▶ [WHAT IS BEING ASKED]
Return the full listing exactly as it is written.
— start —
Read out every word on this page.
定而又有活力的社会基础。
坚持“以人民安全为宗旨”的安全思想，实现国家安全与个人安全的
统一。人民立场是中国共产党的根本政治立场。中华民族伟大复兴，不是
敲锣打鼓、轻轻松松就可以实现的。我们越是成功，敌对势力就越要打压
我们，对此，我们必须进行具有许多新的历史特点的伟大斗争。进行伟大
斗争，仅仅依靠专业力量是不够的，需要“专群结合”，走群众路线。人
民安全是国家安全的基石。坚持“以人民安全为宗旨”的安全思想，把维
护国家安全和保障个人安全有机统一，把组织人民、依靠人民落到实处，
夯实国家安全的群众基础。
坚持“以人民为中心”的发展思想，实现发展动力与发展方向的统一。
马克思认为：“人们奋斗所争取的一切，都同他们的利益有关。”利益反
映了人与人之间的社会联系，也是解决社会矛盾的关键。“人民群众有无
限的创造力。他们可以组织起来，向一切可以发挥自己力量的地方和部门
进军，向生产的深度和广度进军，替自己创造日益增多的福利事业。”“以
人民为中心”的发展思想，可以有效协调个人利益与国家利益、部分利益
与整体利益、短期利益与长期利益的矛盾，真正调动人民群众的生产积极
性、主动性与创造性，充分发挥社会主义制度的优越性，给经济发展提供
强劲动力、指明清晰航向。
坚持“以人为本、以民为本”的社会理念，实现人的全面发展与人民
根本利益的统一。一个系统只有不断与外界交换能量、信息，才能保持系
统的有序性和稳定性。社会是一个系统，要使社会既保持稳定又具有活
— end —
▶ [TASK OUTPUT]
Read out every word on this page.
定而又有活力的社会基础。
坚持“以人民安全为宗旨”的安全思想，实现国家安全与个人安全的
统一。人民立场是中国共产党的根本政治立场。中华民族伟大复兴，不是
敲锣打鼓、轻轻松松就可以实现的。我们越是成功，敌对势力就越要打压
我们，对此，我们必须进行具有许多新的历史特点的伟大斗争。进行伟大
斗争，仅仅依靠专业力量是不够的，需要“专群结合”，走群众路线。人
民安全是国家安全的基石。坚持“以人民安全为宗旨”的安全思想，把维
护国家安全和保障个人安全有机统一，把组织人民、依靠人民落到实处，
夯实国家安全的群众基础。
坚持“以人民为中心”的发展思想，实现发展动力与发展方向的统一。
马克思认为：“人们奋斗所争取的一切，都同他们的利益有关。”利益反
映了人与人之间的社会联系，也是解决社会矛盾的关键。“人民群众有无
限的创造力。他们可以组织起来，向一切可以发挥自己力量的地方和部门
进军，向生产的深度和广度进军，替自己创造日益增多的福利事业。”“以
人民为中心”的发展思想，可以有效协调个人利益与国家利益、部分利益
与整体利益、短期利益与长期利益的矛盾，真正调动人民群众的生产积极
性、主动性与创造性，充分发挥社会主义制度的优越性，给经济发展提供
强劲动力、指明清晰航向。
坚持“以人为本、以民为本”的社会理念，实现人的全面发展与人民
根本利益的统一。一个系统只有不断与外界交换能量、信息，才能保持系
统的有序性和稳定性。社会是一个系统，要使社会既保持稳定又具有活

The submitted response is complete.